INSTRUCTION
Output all records precisely as written.

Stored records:
#####

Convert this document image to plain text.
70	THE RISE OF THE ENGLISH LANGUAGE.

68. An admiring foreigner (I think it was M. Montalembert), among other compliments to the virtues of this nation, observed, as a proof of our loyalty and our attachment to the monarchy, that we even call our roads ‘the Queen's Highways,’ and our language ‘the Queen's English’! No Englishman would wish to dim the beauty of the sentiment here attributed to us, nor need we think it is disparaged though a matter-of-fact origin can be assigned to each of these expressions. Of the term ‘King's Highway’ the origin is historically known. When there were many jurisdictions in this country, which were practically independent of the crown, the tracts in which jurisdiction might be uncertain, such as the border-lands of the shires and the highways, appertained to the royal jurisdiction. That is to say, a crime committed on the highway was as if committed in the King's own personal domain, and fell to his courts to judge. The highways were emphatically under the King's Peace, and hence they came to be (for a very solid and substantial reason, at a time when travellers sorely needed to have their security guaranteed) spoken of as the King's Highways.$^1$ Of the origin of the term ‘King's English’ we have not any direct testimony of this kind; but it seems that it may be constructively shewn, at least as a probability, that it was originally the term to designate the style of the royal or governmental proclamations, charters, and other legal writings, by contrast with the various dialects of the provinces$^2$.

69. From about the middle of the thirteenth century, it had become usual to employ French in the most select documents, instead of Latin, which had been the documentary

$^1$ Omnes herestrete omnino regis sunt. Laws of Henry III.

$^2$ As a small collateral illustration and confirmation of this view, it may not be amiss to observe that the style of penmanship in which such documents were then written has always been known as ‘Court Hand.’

#####

COMPLETED EXERCISE
Convert this document image to plain text.
70	THE RISE OF THE ENGLISH LANGUAGE.

68. An admiring foreigner (I think it was M. Montalembert), among other compliments to the virtues of this nation, observed, as a proof of our loyalty and our attachment to the monarchy, that we even call our roads ‘the Queen's Highways,’ and our language ‘the Queen's English’! No Englishman would wish to dim the beauty of the sentiment here attributed to us, nor need we think it is disparaged though a matter-of-fact origin can be assigned to each of these expressions. Of the term ‘King's Highway’ the origin is historically known. When there were many jurisdictions in this country, which were practically independent of the crown, the tracts in which jurisdiction might be uncertain, such as the border-lands of the shires and the highways, appertained to the royal jurisdiction. That is to say, a crime committed on the highway was as if committed in the King's own personal domain, and fell to his courts to judge. The highways were emphatically under the King's Peace, and hence they came to be (for a very solid and substantial reason, at a time when travellers sorely needed to have their security guaranteed) spoken of as the King's Highways.$^1$ Of the origin of the term ‘King's English’ we have not any direct testimony of this kind; but it seems that it may be constructively shewn, at least as a probability, that it was originally the term to designate the style of the royal or governmental proclamations, charters, and other legal writings, by contrast with the various dialects of the provinces$^2$.

69. From about the middle of the thirteenth century, it had become usual to employ French in the most select documents, instead of Latin, which had been the documentary

$^1$ Omnes herestrete omnino regis sunt. Laws of Henry III.

$^2$ As a small collateral illustration and confirmation of this view, it may not be amiss to observe that the style of penmanship in which such documents were then written has always been known as ‘Court Hand.’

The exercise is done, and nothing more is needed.